:: SELECTED PASSAGE ::
Consolidated Statements of Cash Flows
For the Years Ended January 31, 2009 and January 31, 2008
As Restated
31-Jan-09 31-Jan-08
----------- -----------
Operating Activities:
Net income (loss) $ (538,074) $ (661,489)
Adjustments to reconcile net loss items
not requiring the use of cash:
Amortization 455 606
Depreciation 0 19,080
Salary expense 515,398 2,907,740
Gain on investment in FX Direct Dealer 0 (2,407,058)
Impairment expense 0 32,377
Rent expense 45,000 0
Changes in other operating assets and liabilities:
Accounts payable 1,029 (90,650)
----------- -----------
Net cash provided (used by) operations 23,808 (199,394)
Financing Activities:
Advances from shareholders 43,823 4,600
----------- -----------
Net cash provided by financing activities 43,823 4,600
----------- -----------
Net increase (decrease) in cash during the year 67,631 (194,794)
:::
:: SUPPLIED INFORMATION ::
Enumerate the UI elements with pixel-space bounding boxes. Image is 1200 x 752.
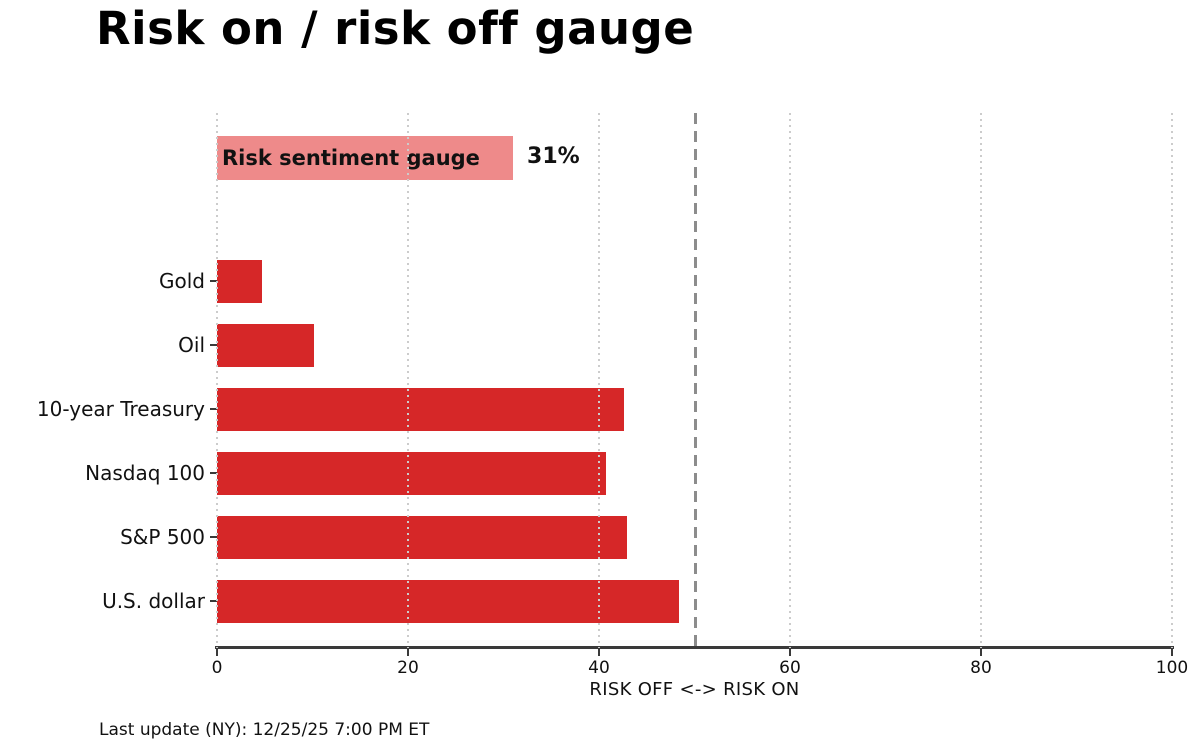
:::
▶ [STATED EXERCISE A]:
List every line item that the cash flow statement places under the adjustments for items not requiring the use of cash.
▶ [STATED EXERCISE B]:
Pick up the cash flow statement after its last line and write the lines that would come next.

▶ [WRITTEN ANSWER A]:
Amortization
Depreciation
Salary expense
Gain on investment in FX Direct Dealer
Impairment expense
Rent expense

▶ [WRITTEN ANSWER B]:
Cash balance at February 1st 67,287 262,081
----------- -----------
Cash balance at January 31st $ 134,918 $ 67,287
=========== ===========
Supplemental disclosures of cash flow information:
Interest paid during the year $ 0 $ 0
Income taxes paid during the year $ 0 $ 0
See the notes to the financial statements.
F-4
Advanced Technologies Group, Ltd.
Consolidated Statement of Changes in Shareholders' Equity
From January 31, 2007 to January 31, 2009
(As Restated)
Common Common Preferred Preferred Paid in Accumulated
Shares Par Value Shares Value Capital Deficit Total
------ --------- ------ ----- ------- ------- -----
Balance at January 31, 2007 18,056,673 $ 1,806 2,372,036 $6,097,355 $32,639,013 $(38,488,187) $ 249,987
Stock dividend paid 211,431 21 25,351 (25,372) 0
Net loss for the fiscal year (661,489) (661,489)
---------- ------- --------- ---------- ----------- ------------ ---------
Balance at January 31, 2008 18,268,104 $ 1,827 2,372,036 $6,097,355 $32,664,364 $(39,175,048) $(411,502)
Net loss for the fiscal year (538,074) (538,074)
---------- ------- --------- ---------- ----------- ------------ ---------
Balance at January 31, 2009 18,268,104 $ 1,827 2,372,036 $6,097,355 $32,664,364 $(39,713,122) $(949,576)
========== ======= ========= ========== =========== ============ =========
See the notes to the financial statements.
F-5
Advanced Technologies Group, Ltd.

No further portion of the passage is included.